11 Apr
11Apr

“O homem forte que sempre conheceu poder, pode perder o respeito por esse poder, mas o homem fraco conhece o valor da força e conhece a compaixão. Mas não importa o que aconteça amanhã. Me prometa uma coisa: que vai continuar sendo o que é, não um soldado perfeito, mas um homem bom”.     

[Abraham Erskine, o cientista que criou o soro do super soldado interpretado por Stanley Tucci ].   




“Pode o subalterno falar? O subalterno não pode falar. Não há valor algum atribuído à ‘mulher-negra pobre’ como um item respeitoso na lista de prioridades globais. A representação não definhou, a mulher como uma intelectual tem uma tarefa circunscrita que ela não deve rejeitar com um floreio” (RIBEIRO, 2017, p. 42). A autora Djamila Ribeiro em Lugar de Fala, explicita o pensamento de Spivak ao dissertar sobre o lugar de fala que os grupos sociais ocupam entre nós. No texto acima em que Ribeiro cita a autora, vê-se claramente que o lugar de fala concede não apenas voz, mas a voz enquanto poder, existência, lugar e identidade. Identidade essa que é essencial para delinear as políticas públicas que regem os países. 

Pode, por exemplo, um herói negro ser símbolo de heroísmo de uma nação? A América aceitaria um Capitão América negro empunhando o seu escudo representando o país? 


Um legado americano 

Em Vingadores: Ultimato (Anthony e Joe Russo, 2019)Steve Rogers, interpretado por Chris Evans, entrega o legado do escudo do Capitão América a Sam Wilson (Anthony Mackie). Um símbolo de esperança. De paz. Sinal de que não importa quando, se a guerra voltar, se pessoas estiverem ameaçadas, o escudo estará ali, empunhado, pronto para combater o inimigo e trazer de volta a paz e a justiça. Esse é um sinal para as futuras gerações de que a esperança continuará presente! 

Um legado que, pareceu ser pesado demais a Sam. Um símbolo que não faz jus à sua vida, seu caráter e sua condição social. Sam é negro, e sabe que um negro representando a América não seria algo tão natural assim de levar a diante. O legado do escudo é um legado feito por homens brancos destinado a brancos. Um negro empunhar esse escudo pode se tornar uma grande ofensa a essa trajetória. Em outras palavras e baseado na obra de Ribeiro, “esse não seria seu lugar de fala”. Uma vez subalterno, sempre subalterno. 

Portanto, Sam Wilson decide fazer do escudo um memorial intocável para honrar a memória daquele que fez da América e do mundo um lugar melhor e que com sua vida e sacrifício não mediu esforços para fazer da paz e do diálogo as melhores armas contra os inimigos. Usar uma arma ou espancar alguém poderia ser algo fácil para Steve Rogers, mas não era o caminho mais humano a seguir. Isso não é coisa de herói!

▶ **EXERCÍCIO 1**
No texto sobre o Capitão América, qual ator interpreta Sam Wilson?
▶ **EXERCÍCIO 2**
Liste todos os atores citados no texto sobre o Capitão América como intérpretes de personagens.
▶ **EXERCÍCIO 3**
Substitua "país" por "povo" em todo o trecho do texto sobre o Capitão América que vai de "Pode, por exemplo, um" até "representando o país?".
A listagem a seguir não tem relação com o texto sobre o Capitão América.

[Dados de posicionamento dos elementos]
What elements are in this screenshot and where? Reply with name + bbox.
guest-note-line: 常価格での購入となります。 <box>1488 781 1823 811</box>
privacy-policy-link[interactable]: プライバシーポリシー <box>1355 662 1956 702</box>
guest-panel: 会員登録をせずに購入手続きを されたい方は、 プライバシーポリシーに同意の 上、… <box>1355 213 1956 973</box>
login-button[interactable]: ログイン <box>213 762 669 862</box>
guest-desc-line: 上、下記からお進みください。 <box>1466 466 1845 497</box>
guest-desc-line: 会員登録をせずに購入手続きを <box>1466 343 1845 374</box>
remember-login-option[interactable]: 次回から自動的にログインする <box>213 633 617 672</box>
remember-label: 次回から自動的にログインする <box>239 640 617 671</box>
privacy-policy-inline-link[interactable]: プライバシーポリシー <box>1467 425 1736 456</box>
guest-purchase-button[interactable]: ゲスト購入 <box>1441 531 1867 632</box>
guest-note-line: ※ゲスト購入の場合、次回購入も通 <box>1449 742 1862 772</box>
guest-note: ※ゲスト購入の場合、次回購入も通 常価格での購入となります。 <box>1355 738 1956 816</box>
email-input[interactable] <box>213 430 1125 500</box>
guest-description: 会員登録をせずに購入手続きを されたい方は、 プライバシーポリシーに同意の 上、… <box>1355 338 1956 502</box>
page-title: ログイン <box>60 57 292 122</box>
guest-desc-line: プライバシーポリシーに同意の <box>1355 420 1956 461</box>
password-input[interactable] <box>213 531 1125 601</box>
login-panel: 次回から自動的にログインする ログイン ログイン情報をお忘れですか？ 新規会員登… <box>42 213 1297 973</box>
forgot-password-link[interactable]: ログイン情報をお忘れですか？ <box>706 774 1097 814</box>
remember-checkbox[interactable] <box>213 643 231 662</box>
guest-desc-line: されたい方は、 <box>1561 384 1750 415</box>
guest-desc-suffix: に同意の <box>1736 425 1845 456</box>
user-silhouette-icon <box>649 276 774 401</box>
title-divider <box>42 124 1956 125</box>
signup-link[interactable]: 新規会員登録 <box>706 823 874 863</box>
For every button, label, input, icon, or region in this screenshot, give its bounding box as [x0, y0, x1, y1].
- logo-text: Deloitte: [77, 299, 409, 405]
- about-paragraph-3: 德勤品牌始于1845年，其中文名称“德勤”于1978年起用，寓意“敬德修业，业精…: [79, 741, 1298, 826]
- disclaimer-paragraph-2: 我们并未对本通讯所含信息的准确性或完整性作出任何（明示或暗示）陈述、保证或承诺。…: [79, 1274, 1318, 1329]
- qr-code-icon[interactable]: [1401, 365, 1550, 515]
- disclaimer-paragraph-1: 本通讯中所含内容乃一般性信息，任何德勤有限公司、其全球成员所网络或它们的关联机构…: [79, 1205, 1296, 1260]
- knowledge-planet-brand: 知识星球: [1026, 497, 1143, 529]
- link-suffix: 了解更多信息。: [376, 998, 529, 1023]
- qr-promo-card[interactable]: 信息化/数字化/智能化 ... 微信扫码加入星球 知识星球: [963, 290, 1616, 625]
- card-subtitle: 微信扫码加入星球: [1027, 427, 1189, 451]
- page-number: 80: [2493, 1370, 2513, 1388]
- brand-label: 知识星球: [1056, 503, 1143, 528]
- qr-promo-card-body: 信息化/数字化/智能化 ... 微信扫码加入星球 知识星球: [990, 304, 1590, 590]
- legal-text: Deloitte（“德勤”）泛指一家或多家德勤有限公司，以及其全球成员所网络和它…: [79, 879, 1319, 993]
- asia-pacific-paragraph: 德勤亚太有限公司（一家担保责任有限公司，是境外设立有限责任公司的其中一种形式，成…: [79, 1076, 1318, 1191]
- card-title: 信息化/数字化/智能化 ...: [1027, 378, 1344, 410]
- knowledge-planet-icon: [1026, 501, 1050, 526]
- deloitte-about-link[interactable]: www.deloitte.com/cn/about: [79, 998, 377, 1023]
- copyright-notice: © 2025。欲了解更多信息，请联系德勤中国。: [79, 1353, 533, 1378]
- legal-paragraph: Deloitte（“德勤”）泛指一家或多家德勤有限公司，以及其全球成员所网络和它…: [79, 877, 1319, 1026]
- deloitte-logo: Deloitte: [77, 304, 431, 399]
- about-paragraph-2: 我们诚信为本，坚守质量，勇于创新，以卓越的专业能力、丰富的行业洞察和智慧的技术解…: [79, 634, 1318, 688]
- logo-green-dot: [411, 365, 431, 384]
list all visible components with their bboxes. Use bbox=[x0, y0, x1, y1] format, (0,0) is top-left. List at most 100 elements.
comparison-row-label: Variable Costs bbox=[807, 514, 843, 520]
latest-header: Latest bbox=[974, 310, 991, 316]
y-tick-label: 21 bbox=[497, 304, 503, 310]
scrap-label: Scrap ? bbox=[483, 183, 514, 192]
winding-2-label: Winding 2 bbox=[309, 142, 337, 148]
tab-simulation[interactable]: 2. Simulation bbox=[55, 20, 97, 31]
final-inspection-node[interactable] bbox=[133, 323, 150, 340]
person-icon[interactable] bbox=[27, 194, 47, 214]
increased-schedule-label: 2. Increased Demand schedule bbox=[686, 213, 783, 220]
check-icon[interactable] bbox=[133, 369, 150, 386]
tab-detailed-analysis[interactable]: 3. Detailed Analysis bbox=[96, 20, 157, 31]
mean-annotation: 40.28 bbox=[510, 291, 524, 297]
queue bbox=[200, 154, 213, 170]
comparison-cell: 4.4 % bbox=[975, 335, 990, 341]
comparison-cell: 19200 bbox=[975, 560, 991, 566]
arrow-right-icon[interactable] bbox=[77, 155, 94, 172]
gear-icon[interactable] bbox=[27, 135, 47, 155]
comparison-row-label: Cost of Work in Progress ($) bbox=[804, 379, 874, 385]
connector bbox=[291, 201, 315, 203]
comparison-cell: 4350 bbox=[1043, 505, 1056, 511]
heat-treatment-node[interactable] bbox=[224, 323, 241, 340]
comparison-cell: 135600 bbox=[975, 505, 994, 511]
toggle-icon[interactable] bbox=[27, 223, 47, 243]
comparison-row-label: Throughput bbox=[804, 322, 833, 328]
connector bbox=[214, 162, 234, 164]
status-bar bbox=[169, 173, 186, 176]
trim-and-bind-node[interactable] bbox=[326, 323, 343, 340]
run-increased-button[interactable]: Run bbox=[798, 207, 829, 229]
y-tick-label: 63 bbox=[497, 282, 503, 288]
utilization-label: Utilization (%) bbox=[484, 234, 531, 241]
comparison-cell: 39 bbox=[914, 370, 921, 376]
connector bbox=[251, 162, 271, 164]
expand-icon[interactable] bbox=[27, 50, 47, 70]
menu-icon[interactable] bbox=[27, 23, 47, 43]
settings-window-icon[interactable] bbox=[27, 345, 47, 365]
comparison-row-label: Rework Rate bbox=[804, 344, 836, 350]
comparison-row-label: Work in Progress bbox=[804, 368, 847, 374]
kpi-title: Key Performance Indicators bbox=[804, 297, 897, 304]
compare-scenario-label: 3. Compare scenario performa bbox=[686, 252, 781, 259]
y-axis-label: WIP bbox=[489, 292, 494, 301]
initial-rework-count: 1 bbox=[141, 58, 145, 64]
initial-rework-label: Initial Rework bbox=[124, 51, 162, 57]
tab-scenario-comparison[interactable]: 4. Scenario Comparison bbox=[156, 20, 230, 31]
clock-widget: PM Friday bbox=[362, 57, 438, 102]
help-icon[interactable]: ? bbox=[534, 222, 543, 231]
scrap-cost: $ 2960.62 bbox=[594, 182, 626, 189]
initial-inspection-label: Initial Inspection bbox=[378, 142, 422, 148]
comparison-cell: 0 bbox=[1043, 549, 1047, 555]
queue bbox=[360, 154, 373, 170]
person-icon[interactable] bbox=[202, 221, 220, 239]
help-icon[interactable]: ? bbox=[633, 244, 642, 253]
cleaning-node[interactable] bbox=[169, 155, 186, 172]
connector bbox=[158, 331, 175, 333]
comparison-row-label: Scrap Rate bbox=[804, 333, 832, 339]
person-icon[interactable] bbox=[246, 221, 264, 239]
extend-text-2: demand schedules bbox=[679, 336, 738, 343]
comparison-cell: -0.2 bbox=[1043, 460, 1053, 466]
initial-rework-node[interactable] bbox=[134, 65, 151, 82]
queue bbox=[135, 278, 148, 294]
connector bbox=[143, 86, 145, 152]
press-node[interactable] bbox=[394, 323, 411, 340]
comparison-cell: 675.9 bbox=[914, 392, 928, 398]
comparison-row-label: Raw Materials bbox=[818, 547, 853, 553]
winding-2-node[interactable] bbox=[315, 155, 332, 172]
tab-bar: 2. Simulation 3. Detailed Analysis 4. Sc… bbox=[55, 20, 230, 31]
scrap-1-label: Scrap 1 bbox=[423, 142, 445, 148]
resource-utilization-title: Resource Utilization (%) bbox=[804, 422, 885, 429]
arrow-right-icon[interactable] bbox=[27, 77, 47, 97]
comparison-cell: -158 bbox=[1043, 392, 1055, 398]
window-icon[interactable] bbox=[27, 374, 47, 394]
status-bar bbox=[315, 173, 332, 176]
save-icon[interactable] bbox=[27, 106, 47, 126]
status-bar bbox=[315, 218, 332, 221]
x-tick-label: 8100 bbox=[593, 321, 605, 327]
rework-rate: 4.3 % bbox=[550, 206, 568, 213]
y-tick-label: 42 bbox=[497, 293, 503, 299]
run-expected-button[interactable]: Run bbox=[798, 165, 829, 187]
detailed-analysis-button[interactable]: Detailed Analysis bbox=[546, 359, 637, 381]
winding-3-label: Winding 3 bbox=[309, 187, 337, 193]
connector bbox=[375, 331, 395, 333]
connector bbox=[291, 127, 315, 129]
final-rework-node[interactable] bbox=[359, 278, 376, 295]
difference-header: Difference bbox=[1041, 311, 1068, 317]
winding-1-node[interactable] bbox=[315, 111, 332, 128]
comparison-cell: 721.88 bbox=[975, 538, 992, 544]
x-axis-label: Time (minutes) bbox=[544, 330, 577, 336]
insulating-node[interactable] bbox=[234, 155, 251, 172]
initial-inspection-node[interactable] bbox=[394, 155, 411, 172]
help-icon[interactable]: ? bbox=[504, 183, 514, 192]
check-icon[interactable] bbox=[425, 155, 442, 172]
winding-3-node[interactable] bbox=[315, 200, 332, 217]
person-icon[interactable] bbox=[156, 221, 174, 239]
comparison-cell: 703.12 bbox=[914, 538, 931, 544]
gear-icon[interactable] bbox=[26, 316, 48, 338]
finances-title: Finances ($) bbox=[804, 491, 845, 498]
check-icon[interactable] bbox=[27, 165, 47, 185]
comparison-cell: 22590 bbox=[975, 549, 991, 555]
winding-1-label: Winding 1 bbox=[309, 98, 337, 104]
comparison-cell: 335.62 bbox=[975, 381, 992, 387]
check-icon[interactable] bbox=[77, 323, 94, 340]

▶ **RESOLUÇÃO 1**
Anthony Mackie.

▶ **RESOLUÇÃO 2**
Stanley Tucci, Chris Evans e Anthony Mackie.

▶ **RESOLUÇÃO 3**
Pode, por exemplo, um herói negro ser símbolo de heroísmo de uma nação? A América aceitaria um Capitão América negro empunhando o seu escudo representando o povo?